§ **Given entries**:
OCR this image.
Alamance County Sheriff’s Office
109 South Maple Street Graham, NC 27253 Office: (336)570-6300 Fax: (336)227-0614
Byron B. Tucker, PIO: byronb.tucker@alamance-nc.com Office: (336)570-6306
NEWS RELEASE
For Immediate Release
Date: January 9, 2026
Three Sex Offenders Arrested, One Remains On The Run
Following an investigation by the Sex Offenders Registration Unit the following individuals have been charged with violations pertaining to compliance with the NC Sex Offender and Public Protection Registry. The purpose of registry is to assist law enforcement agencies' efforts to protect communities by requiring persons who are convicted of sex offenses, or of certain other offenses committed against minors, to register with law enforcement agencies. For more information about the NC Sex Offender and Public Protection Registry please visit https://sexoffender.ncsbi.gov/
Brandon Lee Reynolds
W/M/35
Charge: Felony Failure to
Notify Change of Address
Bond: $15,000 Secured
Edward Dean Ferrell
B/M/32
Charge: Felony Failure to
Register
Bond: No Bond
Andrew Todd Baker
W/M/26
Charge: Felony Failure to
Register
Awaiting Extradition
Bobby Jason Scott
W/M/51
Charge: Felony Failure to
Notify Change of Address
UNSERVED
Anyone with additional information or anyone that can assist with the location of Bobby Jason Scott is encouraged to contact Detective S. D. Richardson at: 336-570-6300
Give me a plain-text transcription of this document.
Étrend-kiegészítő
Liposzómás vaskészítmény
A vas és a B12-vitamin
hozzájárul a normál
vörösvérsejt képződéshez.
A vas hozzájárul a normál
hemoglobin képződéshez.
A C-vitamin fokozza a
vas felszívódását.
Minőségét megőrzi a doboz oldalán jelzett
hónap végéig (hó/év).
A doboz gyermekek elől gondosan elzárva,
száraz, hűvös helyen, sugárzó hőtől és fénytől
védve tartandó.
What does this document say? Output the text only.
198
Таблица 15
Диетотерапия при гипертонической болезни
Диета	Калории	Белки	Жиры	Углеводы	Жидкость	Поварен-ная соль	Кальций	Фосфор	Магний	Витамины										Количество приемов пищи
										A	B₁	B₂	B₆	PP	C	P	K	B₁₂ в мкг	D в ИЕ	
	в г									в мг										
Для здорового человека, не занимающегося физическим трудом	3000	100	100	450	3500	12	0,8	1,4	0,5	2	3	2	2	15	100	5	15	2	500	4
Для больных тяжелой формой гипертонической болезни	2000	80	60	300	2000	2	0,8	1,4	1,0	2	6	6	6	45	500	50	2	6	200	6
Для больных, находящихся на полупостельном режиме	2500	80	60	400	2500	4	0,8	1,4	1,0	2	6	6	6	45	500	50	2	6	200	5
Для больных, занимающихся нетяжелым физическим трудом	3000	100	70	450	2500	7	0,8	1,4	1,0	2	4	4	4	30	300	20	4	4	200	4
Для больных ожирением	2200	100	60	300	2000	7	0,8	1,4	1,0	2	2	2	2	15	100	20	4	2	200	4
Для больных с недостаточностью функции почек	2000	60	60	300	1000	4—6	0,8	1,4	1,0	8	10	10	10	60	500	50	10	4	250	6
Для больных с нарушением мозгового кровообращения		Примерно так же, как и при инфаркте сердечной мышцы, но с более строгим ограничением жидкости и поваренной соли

§ **Request**: Without omitting anything, output the entries exactly.

§ **Response**:
OCR this image.
Alamance County Sheriff’s Office
109 South Maple Street Graham, NC 27253 Office: (336)570-6300 Fax: (336)227-0614
Byron B. Tucker, PIO: byronb.tucker@alamance-nc.com Office: (336)570-6306
NEWS RELEASE
For Immediate Release
Date: January 9, 2026
Three Sex Offenders Arrested, One Remains On The Run
Following an investigation by the Sex Offenders Registration Unit the following individuals have been charged with violations pertaining to compliance with the NC Sex Offender and Public Protection Registry. The purpose of registry is to assist law enforcement agencies' efforts to protect communities by requiring persons who are convicted of sex offenses, or of certain other offenses committed against minors, to register with law enforcement agencies. For more information about the NC Sex Offender and Public Protection Registry please visit https://sexoffender.ncsbi.gov/
Brandon Lee Reynolds
W/M/35
Charge: Felony Failure to
Notify Change of Address
Bond: $15,000 Secured
Edward Dean Ferrell
B/M/32
Charge: Felony Failure to
Register
Bond: No Bond
Andrew Todd Baker
W/M/26
Charge: Felony Failure to
Register
Awaiting Extradition
Bobby Jason Scott
W/M/51
Charge: Felony Failure to
Notify Change of Address
UNSERVED
Anyone with additional information or anyone that can assist with the location of Bobby Jason Scott is encouraged to contact Detective S. D. Richardson at: 336-570-6300
Give me a plain-text transcription of this document.
Étrend-kiegészítő
Liposzómás vaskészítmény
A vas és a B12-vitamin
hozzájárul a normál
vörösvérsejt képződéshez.
A vas hozzájárul a normál
hemoglobin képződéshez.
A C-vitamin fokozza a
vas felszívódását.
Minőségét megőrzi a doboz oldalán jelzett
hónap végéig (hó/év).
A doboz gyermekek elől gondosan elzárva,
száraz, hűvös helyen, sugárzó hőtől és fénytől
védve tartandó.
What does this document say? Output the text only.
198
Таблица 15
Диетотерапия при гипертонической болезни
Диета	Калории	Белки	Жиры	Углеводы	Жидкость	Поварен-ная соль	Кальций	Фосфор	Магний	Витамины										Количество приемов пищи
										A	B₁	B₂	B₆	PP	C	P	K	B₁₂ в мкг	D в ИЕ	
	в г									в мг										
Для здорового человека, не занимающегося физическим трудом	3000	100	100	450	3500	12	0,8	1,4	0,5	2	3	2	2	15	100	5	15	2	500	4
Для больных тяжелой формой гипертонической болезни	2000	80	60	300	2000	2	0,8	1,4	1,0	2	6	6	6	45	500	50	2	6	200	6
Для больных, находящихся на полупостельном режиме	2500	80	60	400	2500	4	0,8	1,4	1,0	2	6	6	6	45	500	50	2	6	200	5
Для больных, занимающихся нетяжелым физическим трудом	3000	100	70	450	2500	7	0,8	1,4	1,0	2	4	4	4	30	300	20	4	4	200	4
Для больных ожирением	2200	100	60	300	2000	7	0,8	1,4	1,0	2	2	2	2	15	100	20	4	2	200	4
Для больных с недостаточностью функции почек	2000	60	60	300	1000	4—6	0,8	1,4	1,0	8	10	10	10	60	500	50	10	4	250	6
Для больных с нарушением мозгового кровообращения		Примерно так же, как и при инфаркте сердечной мышцы, но с более строгим ограничением жидкости и поваренной соли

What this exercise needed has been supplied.